DESCRIPTION OF THE TASK: Without omitting anything, retype the data that follows.

--- Begin WORKING DATA ---

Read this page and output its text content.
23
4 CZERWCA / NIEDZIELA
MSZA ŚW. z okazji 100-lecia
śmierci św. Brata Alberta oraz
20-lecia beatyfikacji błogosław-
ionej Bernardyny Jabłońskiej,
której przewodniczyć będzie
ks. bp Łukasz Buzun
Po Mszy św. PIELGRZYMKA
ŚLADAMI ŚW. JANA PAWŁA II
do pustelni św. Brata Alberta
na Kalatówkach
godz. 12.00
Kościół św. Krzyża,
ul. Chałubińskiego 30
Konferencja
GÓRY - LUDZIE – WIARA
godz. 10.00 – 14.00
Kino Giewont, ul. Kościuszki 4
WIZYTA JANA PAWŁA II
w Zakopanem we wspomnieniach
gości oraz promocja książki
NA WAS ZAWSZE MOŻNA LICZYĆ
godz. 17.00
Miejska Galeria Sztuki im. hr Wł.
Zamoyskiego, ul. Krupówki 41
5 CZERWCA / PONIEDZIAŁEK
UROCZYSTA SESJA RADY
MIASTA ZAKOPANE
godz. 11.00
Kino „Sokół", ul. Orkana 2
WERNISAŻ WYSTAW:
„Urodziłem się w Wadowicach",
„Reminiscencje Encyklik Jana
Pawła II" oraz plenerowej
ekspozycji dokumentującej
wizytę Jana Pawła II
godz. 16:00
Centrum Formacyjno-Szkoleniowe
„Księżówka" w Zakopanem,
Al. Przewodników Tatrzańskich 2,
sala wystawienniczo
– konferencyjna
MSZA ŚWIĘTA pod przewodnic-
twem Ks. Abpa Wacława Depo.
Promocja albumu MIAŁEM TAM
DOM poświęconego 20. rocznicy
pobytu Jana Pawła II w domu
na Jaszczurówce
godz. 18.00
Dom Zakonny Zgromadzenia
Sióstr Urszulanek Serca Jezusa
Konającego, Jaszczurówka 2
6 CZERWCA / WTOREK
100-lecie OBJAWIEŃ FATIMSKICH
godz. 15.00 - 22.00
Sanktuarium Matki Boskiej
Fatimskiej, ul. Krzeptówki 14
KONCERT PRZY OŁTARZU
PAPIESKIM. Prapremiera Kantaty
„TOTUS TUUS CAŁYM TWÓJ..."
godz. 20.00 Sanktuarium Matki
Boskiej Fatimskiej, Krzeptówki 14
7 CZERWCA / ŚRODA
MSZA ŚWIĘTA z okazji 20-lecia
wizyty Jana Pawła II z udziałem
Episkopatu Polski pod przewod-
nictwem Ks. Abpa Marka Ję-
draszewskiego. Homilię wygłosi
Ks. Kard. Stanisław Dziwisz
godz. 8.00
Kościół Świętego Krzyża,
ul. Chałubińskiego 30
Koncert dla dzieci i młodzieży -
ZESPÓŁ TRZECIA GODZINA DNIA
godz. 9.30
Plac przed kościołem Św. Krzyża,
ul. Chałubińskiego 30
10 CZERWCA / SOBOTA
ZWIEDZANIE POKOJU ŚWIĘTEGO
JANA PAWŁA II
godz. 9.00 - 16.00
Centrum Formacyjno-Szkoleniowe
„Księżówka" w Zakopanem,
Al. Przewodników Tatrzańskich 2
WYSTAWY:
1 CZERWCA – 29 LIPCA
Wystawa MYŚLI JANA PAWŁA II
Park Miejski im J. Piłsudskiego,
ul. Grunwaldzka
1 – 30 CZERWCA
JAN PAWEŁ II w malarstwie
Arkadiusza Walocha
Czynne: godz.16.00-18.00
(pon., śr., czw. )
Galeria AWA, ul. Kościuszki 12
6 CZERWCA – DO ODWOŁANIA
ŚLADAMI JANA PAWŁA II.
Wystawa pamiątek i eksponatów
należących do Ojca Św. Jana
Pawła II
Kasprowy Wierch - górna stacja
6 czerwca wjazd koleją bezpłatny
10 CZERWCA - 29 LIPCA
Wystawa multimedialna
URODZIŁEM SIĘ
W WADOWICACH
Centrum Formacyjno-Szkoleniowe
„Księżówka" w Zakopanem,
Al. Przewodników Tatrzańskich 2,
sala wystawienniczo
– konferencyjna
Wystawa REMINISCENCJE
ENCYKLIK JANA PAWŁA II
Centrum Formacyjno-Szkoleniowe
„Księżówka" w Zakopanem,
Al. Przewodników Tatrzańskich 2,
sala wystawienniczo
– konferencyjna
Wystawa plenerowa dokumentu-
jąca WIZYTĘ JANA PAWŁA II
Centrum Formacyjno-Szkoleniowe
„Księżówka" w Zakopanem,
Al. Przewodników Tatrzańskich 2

--- End WORKING DATA ---

EXERCISE RESPONSE:
Read this page and output its text content.
23
4 CZERWCA / NIEDZIELA
MSZA ŚW. z okazji 100-lecia
śmierci św. Brata Alberta oraz
20-lecia beatyfikacji błogosław-
ionej Bernardyny Jabłońskiej,
której przewodniczyć będzie
ks. bp Łukasz Buzun
Po Mszy św. PIELGRZYMKA
ŚLADAMI ŚW. JANA PAWŁA II
do pustelni św. Brata Alberta
na Kalatówkach
godz. 12.00
Kościół św. Krzyża,
ul. Chałubińskiego 30
Konferencja
GÓRY - LUDZIE – WIARA
godz. 10.00 – 14.00
Kino Giewont, ul. Kościuszki 4
WIZYTA JANA PAWŁA II
w Zakopanem we wspomnieniach
gości oraz promocja książki
NA WAS ZAWSZE MOŻNA LICZYĆ
godz. 17.00
Miejska Galeria Sztuki im. hr Wł.
Zamoyskiego, ul. Krupówki 41
5 CZERWCA / PONIEDZIAŁEK
UROCZYSTA SESJA RADY
MIASTA ZAKOPANE
godz. 11.00
Kino „Sokół", ul. Orkana 2
WERNISAŻ WYSTAW:
„Urodziłem się w Wadowicach",
„Reminiscencje Encyklik Jana
Pawła II" oraz plenerowej
ekspozycji dokumentującej
wizytę Jana Pawła II
godz. 16:00
Centrum Formacyjno-Szkoleniowe
„Księżówka" w Zakopanem,
Al. Przewodników Tatrzańskich 2,
sala wystawienniczo
– konferencyjna
MSZA ŚWIĘTA pod przewodnic-
twem Ks. Abpa Wacława Depo.
Promocja albumu MIAŁEM TAM
DOM poświęconego 20. rocznicy
pobytu Jana Pawła II w domu
na Jaszczurówce
godz. 18.00
Dom Zakonny Zgromadzenia
Sióstr Urszulanek Serca Jezusa
Konającego, Jaszczurówka 2
6 CZERWCA / WTOREK
100-lecie OBJAWIEŃ FATIMSKICH
godz. 15.00 - 22.00
Sanktuarium Matki Boskiej
Fatimskiej, ul. Krzeptówki 14
KONCERT PRZY OŁTARZU
PAPIESKIM. Prapremiera Kantaty
„TOTUS TUUS CAŁYM TWÓJ..."
godz. 20.00 Sanktuarium Matki
Boskiej Fatimskiej, Krzeptówki 14
7 CZERWCA / ŚRODA
MSZA ŚWIĘTA z okazji 20-lecia
wizyty Jana Pawła II z udziałem
Episkopatu Polski pod przewod-
nictwem Ks. Abpa Marka Ję-
draszewskiego. Homilię wygłosi
Ks. Kard. Stanisław Dziwisz
godz. 8.00
Kościół Świętego Krzyża,
ul. Chałubińskiego 30
Koncert dla dzieci i młodzieży -
ZESPÓŁ TRZECIA GODZINA DNIA
godz. 9.30
Plac przed kościołem Św. Krzyża,
ul. Chałubińskiego 30
10 CZERWCA / SOBOTA
ZWIEDZANIE POKOJU ŚWIĘTEGO
JANA PAWŁA II
godz. 9.00 - 16.00
Centrum Formacyjno-Szkoleniowe
„Księżówka" w Zakopanem,
Al. Przewodników Tatrzańskich 2
WYSTAWY:
1 CZERWCA – 29 LIPCA
Wystawa MYŚLI JANA PAWŁA II
Park Miejski im J. Piłsudskiego,
ul. Grunwaldzka
1 – 30 CZERWCA
JAN PAWEŁ II w malarstwie
Arkadiusza Walocha
Czynne: godz.16.00-18.00
(pon., śr., czw. )
Galeria AWA, ul. Kościuszki 12
6 CZERWCA – DO ODWOŁANIA
ŚLADAMI JANA PAWŁA II.
Wystawa pamiątek i eksponatów
należących do Ojca Św. Jana
Pawła II
Kasprowy Wierch - górna stacja
6 czerwca wjazd koleją bezpłatny
10 CZERWCA - 29 LIPCA
Wystawa multimedialna
URODZIŁEM SIĘ
W WADOWICACH
Centrum Formacyjno-Szkoleniowe
„Księżówka" w Zakopanem,
Al. Przewodników Tatrzańskich 2,
sala wystawienniczo
– konferencyjna
Wystawa REMINISCENCJE
ENCYKLIK JANA PAWŁA II
Centrum Formacyjno-Szkoleniowe
„Księżówka" w Zakopanem,
Al. Przewodników Tatrzańskich 2,
sala wystawienniczo
– konferencyjna
Wystawa plenerowa dokumentu-
jąca WIZYTĘ JANA PAWŁA II
Centrum Formacyjno-Szkoleniowe
„Księżówka" w Zakopanem,
Al. Przewodników Tatrzańskich 2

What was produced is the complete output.